### [What needs to be done]
Reproduce the stretch of entries from the very first line through the line containing "comment-user[interactable]: 积分 <box>395", including both of those lines. Copy only that stretch, character for character.

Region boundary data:
--------------------

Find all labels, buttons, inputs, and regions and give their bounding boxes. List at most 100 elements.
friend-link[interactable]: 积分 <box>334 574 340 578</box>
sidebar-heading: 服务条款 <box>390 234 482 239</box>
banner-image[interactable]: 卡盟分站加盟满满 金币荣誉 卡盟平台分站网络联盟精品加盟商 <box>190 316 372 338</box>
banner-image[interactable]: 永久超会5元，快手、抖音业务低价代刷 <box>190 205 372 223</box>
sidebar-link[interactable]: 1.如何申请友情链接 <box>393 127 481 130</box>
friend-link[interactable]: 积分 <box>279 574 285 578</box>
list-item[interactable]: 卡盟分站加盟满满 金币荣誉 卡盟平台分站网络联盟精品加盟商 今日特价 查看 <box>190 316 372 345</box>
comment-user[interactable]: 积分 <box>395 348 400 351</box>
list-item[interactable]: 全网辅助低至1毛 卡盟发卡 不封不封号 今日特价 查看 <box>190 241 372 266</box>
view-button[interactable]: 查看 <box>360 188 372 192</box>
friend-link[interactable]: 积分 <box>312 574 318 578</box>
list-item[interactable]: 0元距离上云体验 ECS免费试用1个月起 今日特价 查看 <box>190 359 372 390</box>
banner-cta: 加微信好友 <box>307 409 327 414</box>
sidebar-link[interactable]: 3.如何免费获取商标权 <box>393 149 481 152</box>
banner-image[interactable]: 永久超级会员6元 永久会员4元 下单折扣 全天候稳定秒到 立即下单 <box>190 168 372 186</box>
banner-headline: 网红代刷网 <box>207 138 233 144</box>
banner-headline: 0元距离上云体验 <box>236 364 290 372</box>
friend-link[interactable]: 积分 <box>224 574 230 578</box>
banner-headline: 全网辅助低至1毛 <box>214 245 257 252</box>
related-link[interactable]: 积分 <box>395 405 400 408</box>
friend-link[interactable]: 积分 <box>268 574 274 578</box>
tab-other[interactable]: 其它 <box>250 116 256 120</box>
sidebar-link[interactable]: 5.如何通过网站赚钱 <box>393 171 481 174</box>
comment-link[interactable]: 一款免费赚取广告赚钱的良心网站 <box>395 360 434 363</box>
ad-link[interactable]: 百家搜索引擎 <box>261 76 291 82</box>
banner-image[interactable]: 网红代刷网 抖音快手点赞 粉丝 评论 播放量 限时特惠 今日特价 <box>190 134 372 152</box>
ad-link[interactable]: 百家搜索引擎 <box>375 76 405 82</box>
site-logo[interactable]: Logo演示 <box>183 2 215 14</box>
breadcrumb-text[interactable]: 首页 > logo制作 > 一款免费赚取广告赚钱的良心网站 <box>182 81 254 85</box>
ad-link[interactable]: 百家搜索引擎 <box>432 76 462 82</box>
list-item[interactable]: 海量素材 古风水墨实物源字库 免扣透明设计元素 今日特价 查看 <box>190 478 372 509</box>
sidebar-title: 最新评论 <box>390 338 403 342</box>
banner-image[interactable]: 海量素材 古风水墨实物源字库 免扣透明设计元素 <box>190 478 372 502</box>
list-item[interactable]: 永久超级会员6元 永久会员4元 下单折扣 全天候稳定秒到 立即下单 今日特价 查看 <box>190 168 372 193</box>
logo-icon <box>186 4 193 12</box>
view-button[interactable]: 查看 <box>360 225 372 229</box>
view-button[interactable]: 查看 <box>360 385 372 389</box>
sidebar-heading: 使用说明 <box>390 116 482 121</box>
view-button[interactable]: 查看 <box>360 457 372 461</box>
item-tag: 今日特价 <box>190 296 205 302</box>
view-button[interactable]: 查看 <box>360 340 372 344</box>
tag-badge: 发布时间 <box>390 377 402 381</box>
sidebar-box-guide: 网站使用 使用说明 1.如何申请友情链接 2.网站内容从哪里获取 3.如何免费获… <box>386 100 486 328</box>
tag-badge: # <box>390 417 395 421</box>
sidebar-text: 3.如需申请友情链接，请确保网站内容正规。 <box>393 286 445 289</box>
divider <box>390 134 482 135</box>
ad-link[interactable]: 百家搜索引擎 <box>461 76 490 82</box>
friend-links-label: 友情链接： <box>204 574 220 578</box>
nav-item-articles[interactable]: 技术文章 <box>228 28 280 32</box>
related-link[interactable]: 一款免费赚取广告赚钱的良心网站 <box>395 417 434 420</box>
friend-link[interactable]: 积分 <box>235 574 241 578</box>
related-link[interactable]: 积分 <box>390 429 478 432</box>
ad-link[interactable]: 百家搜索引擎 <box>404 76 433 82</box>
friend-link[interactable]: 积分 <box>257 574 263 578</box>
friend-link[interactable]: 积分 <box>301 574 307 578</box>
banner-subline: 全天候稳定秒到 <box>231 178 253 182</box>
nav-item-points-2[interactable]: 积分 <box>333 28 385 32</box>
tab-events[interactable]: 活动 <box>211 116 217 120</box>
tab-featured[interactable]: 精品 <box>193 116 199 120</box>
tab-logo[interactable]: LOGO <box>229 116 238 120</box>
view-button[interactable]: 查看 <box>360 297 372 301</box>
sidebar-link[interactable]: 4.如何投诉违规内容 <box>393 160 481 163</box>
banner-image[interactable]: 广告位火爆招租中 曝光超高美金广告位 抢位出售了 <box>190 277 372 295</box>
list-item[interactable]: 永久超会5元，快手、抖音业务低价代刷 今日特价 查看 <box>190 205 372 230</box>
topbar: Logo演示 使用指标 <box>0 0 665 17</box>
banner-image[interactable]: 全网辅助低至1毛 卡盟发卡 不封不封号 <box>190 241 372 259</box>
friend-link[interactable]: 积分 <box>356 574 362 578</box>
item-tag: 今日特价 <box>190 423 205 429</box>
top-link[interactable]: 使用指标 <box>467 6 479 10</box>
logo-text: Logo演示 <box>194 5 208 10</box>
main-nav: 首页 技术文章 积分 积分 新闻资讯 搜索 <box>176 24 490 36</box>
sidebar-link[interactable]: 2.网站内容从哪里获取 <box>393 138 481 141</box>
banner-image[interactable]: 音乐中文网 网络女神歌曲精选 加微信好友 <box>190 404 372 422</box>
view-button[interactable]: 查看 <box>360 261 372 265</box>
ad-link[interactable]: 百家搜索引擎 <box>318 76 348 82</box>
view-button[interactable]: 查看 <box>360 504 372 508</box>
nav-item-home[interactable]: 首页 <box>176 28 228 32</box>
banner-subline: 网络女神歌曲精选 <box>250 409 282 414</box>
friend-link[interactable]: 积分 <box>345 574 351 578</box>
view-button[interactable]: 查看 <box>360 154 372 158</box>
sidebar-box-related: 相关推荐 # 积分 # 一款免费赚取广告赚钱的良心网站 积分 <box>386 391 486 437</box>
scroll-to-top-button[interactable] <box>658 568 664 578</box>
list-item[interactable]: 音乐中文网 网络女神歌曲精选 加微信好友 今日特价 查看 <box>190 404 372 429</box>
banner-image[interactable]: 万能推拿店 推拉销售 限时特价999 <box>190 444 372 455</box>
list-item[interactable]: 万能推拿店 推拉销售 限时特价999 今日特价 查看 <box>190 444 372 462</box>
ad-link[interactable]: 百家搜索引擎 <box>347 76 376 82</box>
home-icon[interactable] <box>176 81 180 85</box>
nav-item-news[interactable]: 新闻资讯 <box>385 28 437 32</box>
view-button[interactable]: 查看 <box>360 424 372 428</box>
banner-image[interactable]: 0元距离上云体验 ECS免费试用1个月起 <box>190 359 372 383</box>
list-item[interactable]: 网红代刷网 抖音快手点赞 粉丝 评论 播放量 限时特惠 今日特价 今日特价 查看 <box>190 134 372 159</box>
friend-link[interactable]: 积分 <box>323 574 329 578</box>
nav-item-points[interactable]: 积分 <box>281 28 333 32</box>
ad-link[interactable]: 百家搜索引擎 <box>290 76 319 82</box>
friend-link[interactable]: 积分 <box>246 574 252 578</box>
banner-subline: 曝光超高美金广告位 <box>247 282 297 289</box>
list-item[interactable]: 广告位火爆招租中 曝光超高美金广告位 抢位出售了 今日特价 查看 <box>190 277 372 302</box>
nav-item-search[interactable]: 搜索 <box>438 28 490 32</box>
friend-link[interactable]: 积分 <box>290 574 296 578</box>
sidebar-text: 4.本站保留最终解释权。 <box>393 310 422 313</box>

--------------------

### [Solution to this exercise]
Find all labels, buttons, inputs, and regions and give their bounding boxes. List at most 100 elements.
friend-link[interactable]: 积分 <box>334 574 340 578</box>
sidebar-heading: 服务条款 <box>390 234 482 239</box>
banner-image[interactable]: 卡盟分站加盟满满 金币荣誉 卡盟平台分站网络联盟精品加盟商 <box>190 316 372 338</box>
banner-image[interactable]: 永久超会5元，快手、抖音业务低价代刷 <box>190 205 372 223</box>
sidebar-link[interactable]: 1.如何申请友情链接 <box>393 127 481 130</box>
friend-link[interactable]: 积分 <box>279 574 285 578</box>
list-item[interactable]: 卡盟分站加盟满满 金币荣誉 卡盟平台分站网络联盟精品加盟商 今日特价 查看 <box>190 316 372 345</box>
comment-user[interactable]: 积分 <box>395 348 400 351</box>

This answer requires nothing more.